TASK PROMPT
Gather all lines with "Rainfall" from the records.

MATERIAL FOR THE TASK
>> Start

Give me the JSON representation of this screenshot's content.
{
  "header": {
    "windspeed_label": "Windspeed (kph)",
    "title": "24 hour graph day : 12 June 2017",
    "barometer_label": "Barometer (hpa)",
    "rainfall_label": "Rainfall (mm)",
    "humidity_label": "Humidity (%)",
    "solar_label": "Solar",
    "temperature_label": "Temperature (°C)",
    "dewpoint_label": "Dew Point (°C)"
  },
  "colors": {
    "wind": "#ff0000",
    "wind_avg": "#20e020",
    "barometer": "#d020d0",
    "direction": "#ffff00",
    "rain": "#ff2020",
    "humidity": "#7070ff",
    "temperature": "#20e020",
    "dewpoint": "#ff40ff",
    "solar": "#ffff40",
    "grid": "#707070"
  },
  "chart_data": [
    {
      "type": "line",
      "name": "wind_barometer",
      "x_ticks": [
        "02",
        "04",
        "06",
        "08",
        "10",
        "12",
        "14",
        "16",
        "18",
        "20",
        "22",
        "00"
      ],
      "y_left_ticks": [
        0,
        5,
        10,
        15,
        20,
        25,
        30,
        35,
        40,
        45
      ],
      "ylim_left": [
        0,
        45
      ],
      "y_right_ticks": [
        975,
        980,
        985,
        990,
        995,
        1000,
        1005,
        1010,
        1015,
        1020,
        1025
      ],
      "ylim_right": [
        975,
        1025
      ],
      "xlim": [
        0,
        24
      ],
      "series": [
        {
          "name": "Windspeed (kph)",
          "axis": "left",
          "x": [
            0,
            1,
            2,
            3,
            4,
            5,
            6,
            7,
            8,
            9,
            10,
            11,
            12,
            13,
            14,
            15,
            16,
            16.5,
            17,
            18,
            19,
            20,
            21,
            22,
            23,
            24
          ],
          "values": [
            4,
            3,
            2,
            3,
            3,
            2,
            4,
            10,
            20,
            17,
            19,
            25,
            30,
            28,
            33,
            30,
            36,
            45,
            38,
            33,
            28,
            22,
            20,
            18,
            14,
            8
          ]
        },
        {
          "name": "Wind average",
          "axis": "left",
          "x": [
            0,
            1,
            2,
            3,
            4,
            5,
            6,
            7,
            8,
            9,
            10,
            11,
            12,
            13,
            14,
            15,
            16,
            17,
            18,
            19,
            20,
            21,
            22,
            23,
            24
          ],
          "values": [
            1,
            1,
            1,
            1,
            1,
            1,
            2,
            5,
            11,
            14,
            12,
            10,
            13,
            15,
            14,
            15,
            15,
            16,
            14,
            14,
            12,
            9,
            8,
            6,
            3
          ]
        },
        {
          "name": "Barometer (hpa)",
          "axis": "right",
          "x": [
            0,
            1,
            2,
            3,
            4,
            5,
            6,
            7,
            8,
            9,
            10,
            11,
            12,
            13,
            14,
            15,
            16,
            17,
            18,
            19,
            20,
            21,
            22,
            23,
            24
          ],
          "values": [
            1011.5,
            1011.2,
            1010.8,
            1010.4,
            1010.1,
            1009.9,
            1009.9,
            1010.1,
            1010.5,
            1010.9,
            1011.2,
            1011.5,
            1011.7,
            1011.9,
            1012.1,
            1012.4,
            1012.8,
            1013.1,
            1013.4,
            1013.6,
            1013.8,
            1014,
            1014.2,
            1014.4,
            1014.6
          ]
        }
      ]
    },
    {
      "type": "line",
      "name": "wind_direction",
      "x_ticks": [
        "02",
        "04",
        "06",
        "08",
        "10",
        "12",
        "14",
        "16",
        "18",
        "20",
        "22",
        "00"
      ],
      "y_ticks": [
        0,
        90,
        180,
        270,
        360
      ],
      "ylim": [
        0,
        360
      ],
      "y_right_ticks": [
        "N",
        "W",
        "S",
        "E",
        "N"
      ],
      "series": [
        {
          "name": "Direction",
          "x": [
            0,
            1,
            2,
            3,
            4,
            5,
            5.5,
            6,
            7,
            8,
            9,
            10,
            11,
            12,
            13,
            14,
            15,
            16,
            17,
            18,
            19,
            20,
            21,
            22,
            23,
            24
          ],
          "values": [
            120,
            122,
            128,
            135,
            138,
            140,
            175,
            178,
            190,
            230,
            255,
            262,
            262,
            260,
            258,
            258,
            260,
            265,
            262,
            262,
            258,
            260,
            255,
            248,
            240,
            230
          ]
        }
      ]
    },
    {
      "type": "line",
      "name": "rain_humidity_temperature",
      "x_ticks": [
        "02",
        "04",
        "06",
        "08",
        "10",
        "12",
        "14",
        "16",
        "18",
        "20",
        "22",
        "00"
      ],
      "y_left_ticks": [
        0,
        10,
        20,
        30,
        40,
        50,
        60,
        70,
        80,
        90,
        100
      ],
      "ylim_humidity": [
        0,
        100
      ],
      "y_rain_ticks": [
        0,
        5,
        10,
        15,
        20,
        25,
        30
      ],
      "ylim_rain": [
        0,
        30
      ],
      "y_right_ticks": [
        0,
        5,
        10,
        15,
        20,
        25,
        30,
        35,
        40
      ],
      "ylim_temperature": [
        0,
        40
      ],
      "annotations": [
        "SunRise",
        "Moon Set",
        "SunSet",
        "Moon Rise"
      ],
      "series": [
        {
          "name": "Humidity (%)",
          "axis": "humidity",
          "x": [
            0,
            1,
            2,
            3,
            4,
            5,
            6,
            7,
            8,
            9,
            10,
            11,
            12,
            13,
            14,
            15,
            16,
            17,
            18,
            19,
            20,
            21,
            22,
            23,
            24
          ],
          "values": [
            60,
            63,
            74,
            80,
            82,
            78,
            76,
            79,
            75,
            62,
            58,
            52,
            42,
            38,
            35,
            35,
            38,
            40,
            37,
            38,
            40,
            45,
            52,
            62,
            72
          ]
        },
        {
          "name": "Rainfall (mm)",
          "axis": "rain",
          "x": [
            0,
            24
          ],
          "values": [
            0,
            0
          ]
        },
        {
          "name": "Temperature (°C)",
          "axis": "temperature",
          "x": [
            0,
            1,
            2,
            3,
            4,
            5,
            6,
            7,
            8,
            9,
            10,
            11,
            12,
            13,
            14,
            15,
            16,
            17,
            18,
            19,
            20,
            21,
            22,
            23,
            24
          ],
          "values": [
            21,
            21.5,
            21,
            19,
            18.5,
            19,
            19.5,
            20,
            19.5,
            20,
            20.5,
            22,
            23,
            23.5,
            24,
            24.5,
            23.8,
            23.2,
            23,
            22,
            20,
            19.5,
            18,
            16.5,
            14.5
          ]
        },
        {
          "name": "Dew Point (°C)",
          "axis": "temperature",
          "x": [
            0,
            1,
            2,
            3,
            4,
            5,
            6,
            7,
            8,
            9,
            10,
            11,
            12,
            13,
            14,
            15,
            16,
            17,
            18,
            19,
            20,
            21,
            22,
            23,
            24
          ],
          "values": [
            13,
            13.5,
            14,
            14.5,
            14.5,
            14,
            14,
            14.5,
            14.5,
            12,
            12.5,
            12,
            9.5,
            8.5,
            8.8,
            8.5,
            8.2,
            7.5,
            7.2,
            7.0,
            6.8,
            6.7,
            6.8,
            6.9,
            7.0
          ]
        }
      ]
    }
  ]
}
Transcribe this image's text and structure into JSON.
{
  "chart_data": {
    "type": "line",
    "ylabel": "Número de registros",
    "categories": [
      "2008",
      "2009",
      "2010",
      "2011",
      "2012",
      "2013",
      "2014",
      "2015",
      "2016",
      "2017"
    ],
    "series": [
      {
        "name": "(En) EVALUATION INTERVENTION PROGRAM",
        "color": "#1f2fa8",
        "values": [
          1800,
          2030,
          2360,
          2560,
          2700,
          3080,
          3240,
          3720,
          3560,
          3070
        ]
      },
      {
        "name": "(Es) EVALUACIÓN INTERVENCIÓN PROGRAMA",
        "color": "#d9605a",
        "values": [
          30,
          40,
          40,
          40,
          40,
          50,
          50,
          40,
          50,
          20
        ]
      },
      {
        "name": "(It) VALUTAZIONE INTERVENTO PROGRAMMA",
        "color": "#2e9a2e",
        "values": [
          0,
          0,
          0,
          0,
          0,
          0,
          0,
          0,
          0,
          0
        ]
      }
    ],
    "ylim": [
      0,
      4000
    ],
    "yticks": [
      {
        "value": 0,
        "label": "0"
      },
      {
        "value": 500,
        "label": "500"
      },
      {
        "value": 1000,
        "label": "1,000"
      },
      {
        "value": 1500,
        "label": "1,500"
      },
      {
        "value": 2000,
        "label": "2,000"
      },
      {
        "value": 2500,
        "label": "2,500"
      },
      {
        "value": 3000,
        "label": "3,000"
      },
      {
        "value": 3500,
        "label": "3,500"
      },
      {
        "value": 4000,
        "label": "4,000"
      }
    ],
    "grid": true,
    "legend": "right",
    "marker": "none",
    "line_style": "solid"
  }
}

>> End

EXPECTED OUTPUT
    "rainfall_label": "Rainfall (mm)",
          "name": "Rainfall (mm)",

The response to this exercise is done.